Instructions for the task — Extract every record, exactly as written, and ignore the pictures.

Task input —
· · · ·
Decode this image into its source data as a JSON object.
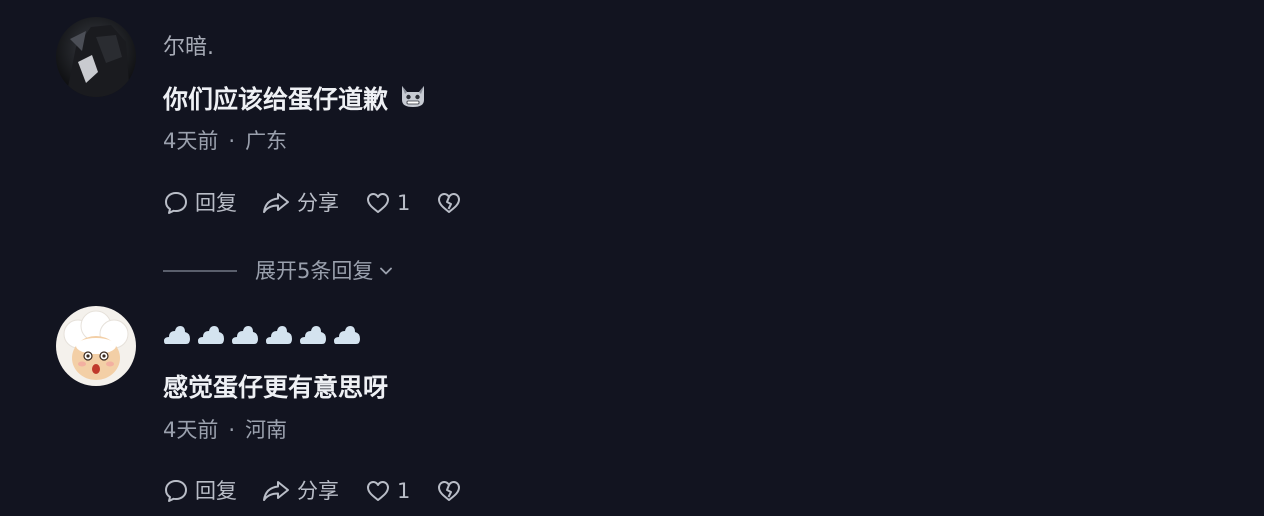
{
  "comments": [
    {
      "username": "尔暗.",
      "content": "你们应该给蛋仔道歉",
      "content_emoji": "grimacing-cat-emoji",
      "time": "4天前",
      "separator": "·",
      "location": "广东",
      "reply_label": "回复",
      "share_label": "分享",
      "likes": "1"
    },
    {
      "username_icon": "cloud-icon",
      "username_icon_count": 6,
      "content": "感觉蛋仔更有意思呀",
      "time": "4天前",
      "separator": "·",
      "location": "河南",
      "reply_label": "回复",
      "share_label": "分享",
      "likes": "1"
    }
  ],
  "expand_replies": {
    "label": "展开5条回复"
  },
  "colors": {
    "background": "#121420",
    "username": "#a7abb6",
    "content": "#eef0f4",
    "meta": "#9aa0ad"
  }
}
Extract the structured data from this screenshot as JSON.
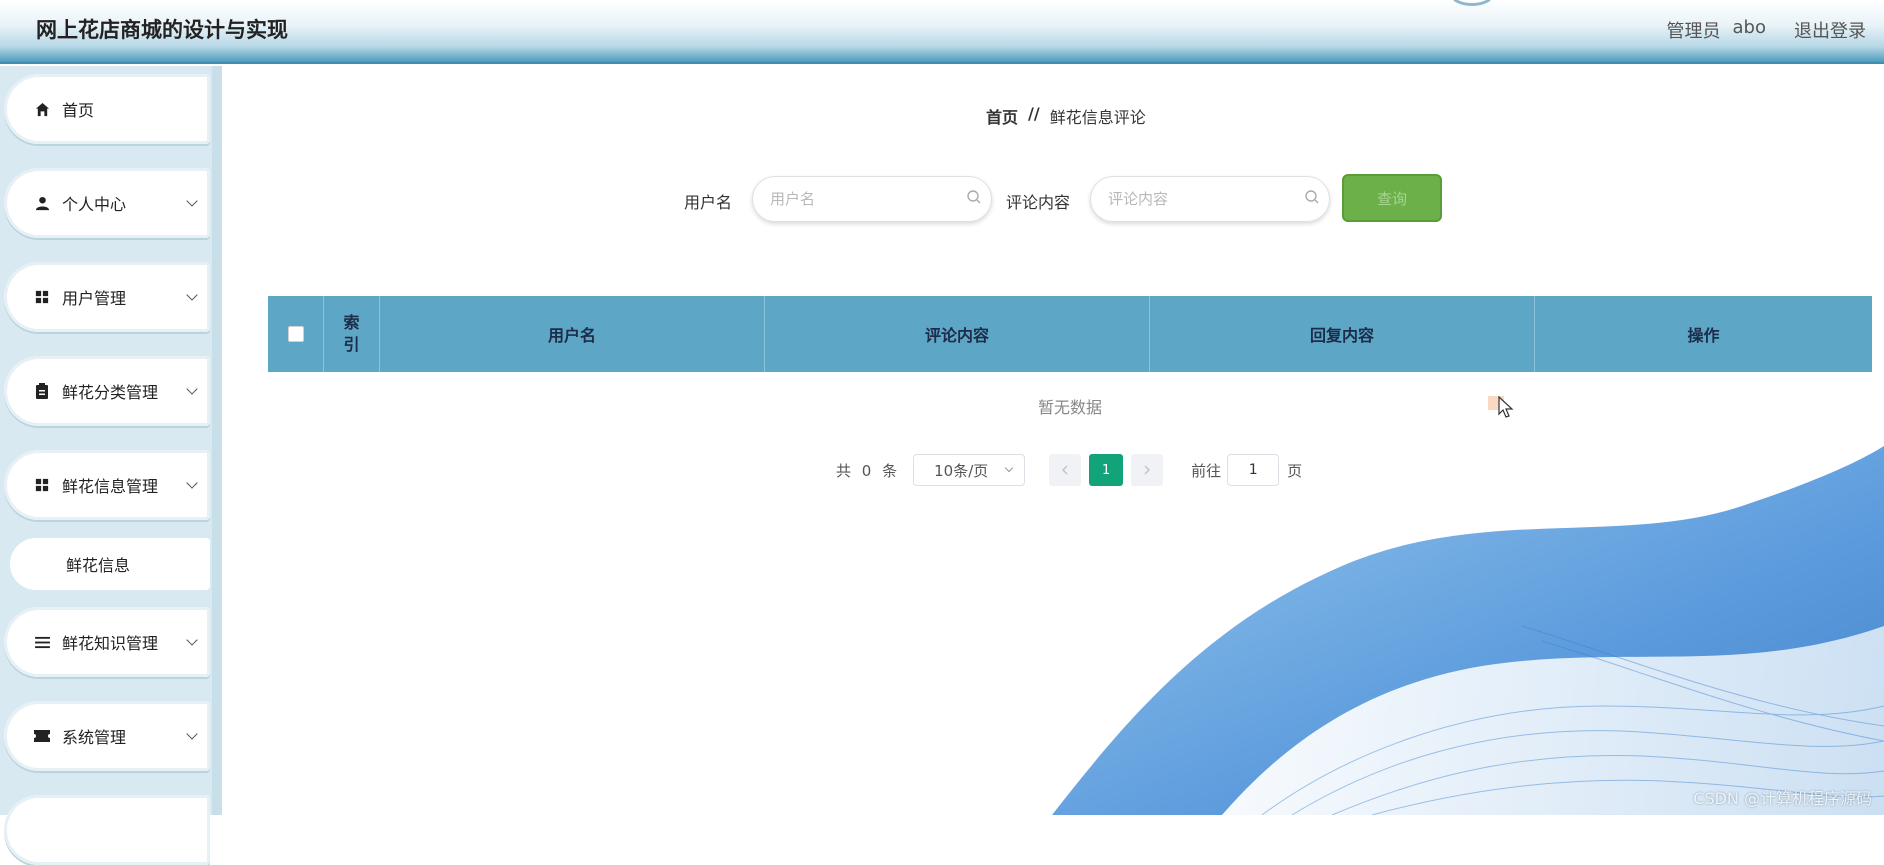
{
  "header": {
    "app_title": "网上花店商城的设计与实现",
    "role": "管理员",
    "username": "abo",
    "logout": "退出登录"
  },
  "sidebar": {
    "items": [
      {
        "label": "首页",
        "icon": "home-icon",
        "expandable": false
      },
      {
        "label": "个人中心",
        "icon": "person-icon",
        "expandable": true
      },
      {
        "label": "用户管理",
        "icon": "grid-icon",
        "expandable": true
      },
      {
        "label": "鲜花分类管理",
        "icon": "clipboard-icon",
        "expandable": true
      },
      {
        "label": "鲜花信息管理",
        "icon": "grid-icon",
        "expandable": true
      },
      {
        "label": "鲜花知识管理",
        "icon": "list-icon",
        "expandable": true
      },
      {
        "label": "系统管理",
        "icon": "ticket-icon",
        "expandable": true
      }
    ],
    "submenu": {
      "label": "鲜花信息"
    }
  },
  "breadcrumb": {
    "home": "首页",
    "separator": "//",
    "current": "鲜花信息评论"
  },
  "search": {
    "username_label": "用户名",
    "username_placeholder": "用户名",
    "username_value": "",
    "comment_label": "评论内容",
    "comment_placeholder": "评论内容",
    "comment_value": "",
    "query_button": "查询"
  },
  "table": {
    "columns": [
      "索引",
      "用户名",
      "评论内容",
      "回复内容",
      "操作"
    ],
    "rows": [],
    "empty_text": "暂无数据"
  },
  "pagination": {
    "total_prefix": "共",
    "total": "0",
    "total_suffix": "条",
    "page_size": "10条/页",
    "current_page": "1",
    "goto_label": "前往",
    "goto_value": "1",
    "page_suffix": "页"
  },
  "watermark": "CSDN @计算机程序源码",
  "colors": {
    "table_header": "#5ea6c6",
    "query_button": "#6cb04a",
    "active_page": "#13a37a",
    "wave": "#4a90d9"
  }
}
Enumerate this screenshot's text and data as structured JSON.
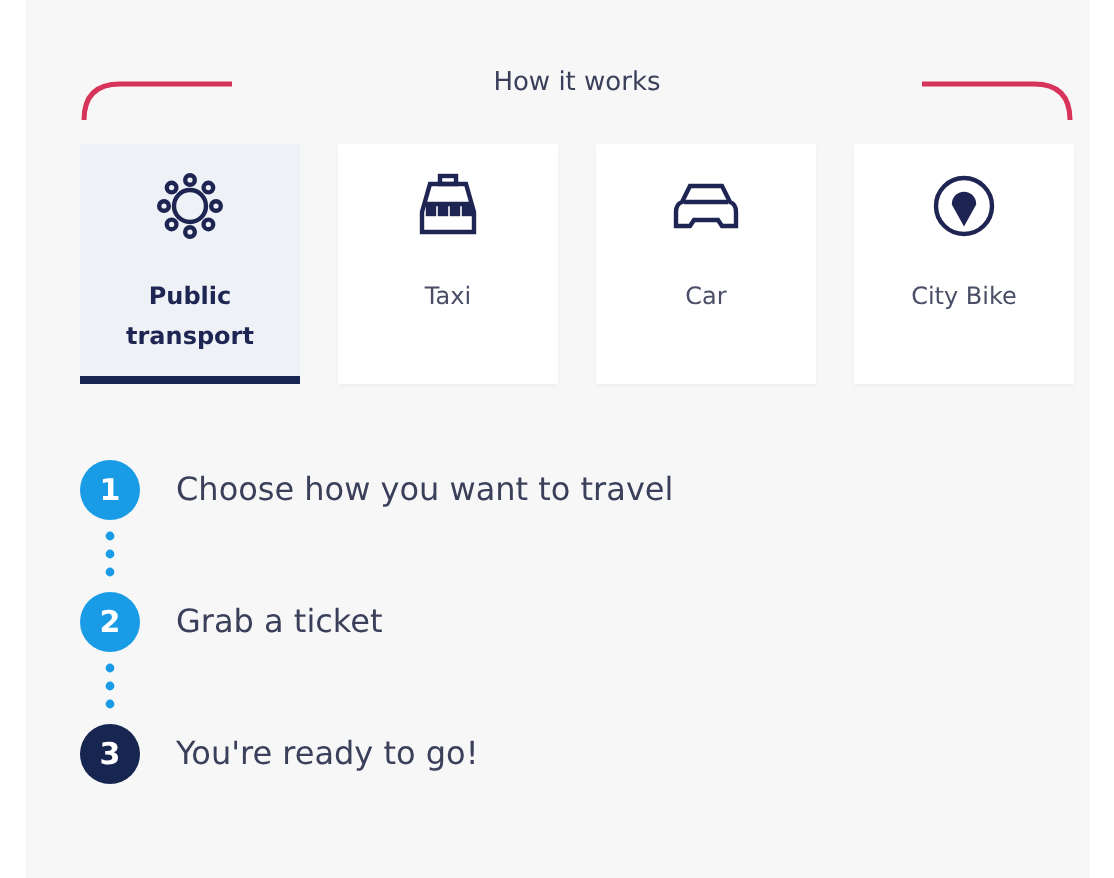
{
  "title": "How it works",
  "tabs": [
    {
      "label": "Public transport",
      "selected": true
    },
    {
      "label": "Taxi",
      "selected": false
    },
    {
      "label": "Car",
      "selected": false
    },
    {
      "label": "City Bike",
      "selected": false
    }
  ],
  "steps": [
    {
      "number": "1",
      "text": "Choose how you want to travel",
      "color": "#1a9be6"
    },
    {
      "number": "2",
      "text": "Grab a ticket",
      "color": "#1a9be6"
    },
    {
      "number": "3",
      "text": "You're ready to go!",
      "color": "#172650"
    }
  ]
}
· · · ·
Solution to the problem —
Decode this image into its source data as a JSON object.
{
  "comments": [
    {
      "username": "尔暗.",
      "content": "你们应该给蛋仔道歉",
      "content_emoji": "grimacing-cat-emoji",
      "time": "4天前",
      "separator": "·",
      "location": "广东",
      "reply_label": "回复",
      "share_label": "分享",
      "likes": "1"
    },
    {
      "username_icon": "cloud-icon",
      "username_icon_count": 6,
      "content": "感觉蛋仔更有意思呀",
      "time": "4天前",
      "separator": "·",
      "location": "河南",
      "reply_label": "回复",
      "share_label": "分享",
      "likes": "1"
    }
  ],
  "expand_replies": {
    "label": "展开5条回复"
  },
  "colors": {
    "background": "#121420",
    "username": "#a7abb6",
    "content": "#eef0f4",
    "meta": "#9aa0ad"
  }
}
Extract the structured data from this screenshot as JSON.
{
  "header": {
    "app_title": "网上花店商城的设计与实现",
    "role": "管理员",
    "username": "abo",
    "logout": "退出登录"
  },
  "sidebar": {
    "items": [
      {
        "label": "首页",
        "icon": "home-icon",
        "expandable": false
      },
      {
        "label": "个人中心",
        "icon": "person-icon",
        "expandable": true
      },
      {
        "label": "用户管理",
        "icon": "grid-icon",
        "expandable": true
      },
      {
        "label": "鲜花分类管理",
        "icon": "clipboard-icon",
        "expandable": true
      },
      {
        "label": "鲜花信息管理",
        "icon": "grid-icon",
        "expandable": true
      },
      {
        "label": "鲜花知识管理",
        "icon": "list-icon",
        "expandable": true
      },
      {
        "label": "系统管理",
        "icon": "ticket-icon",
        "expandable": true
      }
    ],
    "submenu": {
      "label": "鲜花信息"
    }
  },
  "breadcrumb": {
    "home": "首页",
    "separator": "//",
    "current": "鲜花信息评论"
  },
  "search": {
    "username_label": "用户名",
    "username_placeholder": "用户名",
    "username_value": "",
    "comment_label": "评论内容",
    "comment_placeholder": "评论内容",
    "comment_value": "",
    "query_button": "查询"
  },
  "table": {
    "columns": [
      "索引",
      "用户名",
      "评论内容",
      "回复内容",
      "操作"
    ],
    "rows": [],
    "empty_text": "暂无数据"
  },
  "pagination": {
    "total_prefix": "共",
    "total": "0",
    "total_suffix": "条",
    "page_size": "10条/页",
    "current_page": "1",
    "goto_label": "前往",
    "goto_value": "1",
    "page_suffix": "页"
  },
  "watermark": "CSDN @计算机程序源码",
  "colors": {
    "table_header": "#5ea6c6",
    "query_button": "#6cb04a",
    "active_page": "#13a37a",
    "wave": "#4a90d9"
  }
}
Enumerate this screenshot's text and data as structured JSON.
{
  "title": "How it works",
  "tabs": [
    {
      "label": "Public transport",
      "selected": true
    },
    {
      "label": "Taxi",
      "selected": false
    },
    {
      "label": "Car",
      "selected": false
    },
    {
      "label": "City Bike",
      "selected": false
    }
  ],
  "steps": [
    {
      "number": "1",
      "text": "Choose how you want to travel",
      "color": "#1a9be6"
    },
    {
      "number": "2",
      "text": "Grab a ticket",
      "color": "#1a9be6"
    },
    {
      "number": "3",
      "text": "You're ready to go!",
      "color": "#172650"
    }
  ]
}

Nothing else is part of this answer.